◆ **Requirements**: Copy out the entries below in full and exactly.

** start Dataset records **

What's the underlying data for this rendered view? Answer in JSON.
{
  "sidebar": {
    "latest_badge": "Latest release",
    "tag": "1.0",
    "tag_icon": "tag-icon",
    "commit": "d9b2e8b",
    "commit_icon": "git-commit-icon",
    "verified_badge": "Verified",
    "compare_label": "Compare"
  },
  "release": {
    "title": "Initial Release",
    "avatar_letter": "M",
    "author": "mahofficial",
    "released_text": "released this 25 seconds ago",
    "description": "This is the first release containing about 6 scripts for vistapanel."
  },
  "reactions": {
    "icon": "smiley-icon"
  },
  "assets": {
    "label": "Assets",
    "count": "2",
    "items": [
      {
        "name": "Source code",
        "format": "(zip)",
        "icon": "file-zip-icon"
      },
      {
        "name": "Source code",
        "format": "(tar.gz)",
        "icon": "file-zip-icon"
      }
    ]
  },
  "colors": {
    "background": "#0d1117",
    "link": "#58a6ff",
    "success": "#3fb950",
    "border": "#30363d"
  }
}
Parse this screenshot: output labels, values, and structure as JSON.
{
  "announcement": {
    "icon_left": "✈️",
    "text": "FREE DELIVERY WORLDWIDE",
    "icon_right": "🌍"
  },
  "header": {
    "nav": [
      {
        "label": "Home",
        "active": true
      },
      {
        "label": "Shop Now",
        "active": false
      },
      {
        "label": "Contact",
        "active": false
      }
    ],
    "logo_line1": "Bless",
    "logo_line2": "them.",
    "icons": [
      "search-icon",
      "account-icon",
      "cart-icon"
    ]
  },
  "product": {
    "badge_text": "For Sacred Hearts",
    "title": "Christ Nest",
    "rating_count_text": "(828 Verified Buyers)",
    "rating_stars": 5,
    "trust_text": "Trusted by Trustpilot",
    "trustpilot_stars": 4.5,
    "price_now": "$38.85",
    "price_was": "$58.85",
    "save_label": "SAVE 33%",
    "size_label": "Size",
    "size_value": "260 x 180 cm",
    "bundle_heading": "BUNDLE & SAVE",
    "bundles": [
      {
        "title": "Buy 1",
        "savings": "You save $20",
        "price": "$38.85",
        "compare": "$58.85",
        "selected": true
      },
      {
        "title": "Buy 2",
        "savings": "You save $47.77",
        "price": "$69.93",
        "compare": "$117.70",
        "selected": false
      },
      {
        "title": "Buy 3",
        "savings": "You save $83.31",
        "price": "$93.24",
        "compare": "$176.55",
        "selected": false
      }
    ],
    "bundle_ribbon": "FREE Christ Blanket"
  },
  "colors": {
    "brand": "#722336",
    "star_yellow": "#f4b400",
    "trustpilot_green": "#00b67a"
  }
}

** end Dataset records **

◆ **Finished answer**:
What's the underlying data for this rendered view? Answer in JSON.
{
  "sidebar": {
    "latest_badge": "Latest release",
    "tag": "1.0",
    "tag_icon": "tag-icon",
    "commit": "d9b2e8b",
    "commit_icon": "git-commit-icon",
    "verified_badge": "Verified",
    "compare_label": "Compare"
  },
  "release": {
    "title": "Initial Release",
    "avatar_letter": "M",
    "author": "mahofficial",
    "released_text": "released this 25 seconds ago",
    "description": "This is the first release containing about 6 scripts for vistapanel."
  },
  "reactions": {
    "icon": "smiley-icon"
  },
  "assets": {
    "label": "Assets",
    "count": "2",
    "items": [
      {
        "name": "Source code",
        "format": "(zip)",
        "icon": "file-zip-icon"
      },
      {
        "name": "Source code",
        "format": "(tar.gz)",
        "icon": "file-zip-icon"
      }
    ]
  },
  "colors": {
    "background": "#0d1117",
    "link": "#58a6ff",
    "success": "#3fb950",
    "border": "#30363d"
  }
}
Parse this screenshot: output labels, values, and structure as JSON.
{
  "announcement": {
    "icon_left": "✈️",
    "text": "FREE DELIVERY WORLDWIDE",
    "icon_right": "🌍"
  },
  "header": {
    "nav": [
      {
        "label": "Home",
        "active": true
      },
      {
        "label": "Shop Now",
        "active": false
      },
      {
        "label": "Contact",
        "active": false
      }
    ],
    "logo_line1": "Bless",
    "logo_line2": "them.",
    "icons": [
      "search-icon",
      "account-icon",
      "cart-icon"
    ]
  },
  "product": {
    "badge_text": "For Sacred Hearts",
    "title": "Christ Nest",
    "rating_count_text": "(828 Verified Buyers)",
    "rating_stars": 5,
    "trust_text": "Trusted by Trustpilot",
    "trustpilot_stars": 4.5,
    "price_now": "$38.85",
    "price_was": "$58.85",
    "save_label": "SAVE 33%",
    "size_label": "Size",
    "size_value": "260 x 180 cm",
    "bundle_heading": "BUNDLE & SAVE",
    "bundles": [
      {
        "title": "Buy 1",
        "savings": "You save $20",
        "price": "$38.85",
        "compare": "$58.85",
        "selected": true
      },
      {
        "title": "Buy 2",
        "savings": "You save $47.77",
        "price": "$69.93",
        "compare": "$117.70",
        "selected": false
      },
      {
        "title": "Buy 3",
        "savings": "You save $83.31",
        "price": "$93.24",
        "compare": "$176.55",
        "selected": false
      }
    ],
    "bundle_ribbon": "FREE Christ Blanket"
  },
  "colors": {
    "brand": "#722336",
    "star_yellow": "#f4b400",
    "trustpilot_green": "#00b67a"
  }
}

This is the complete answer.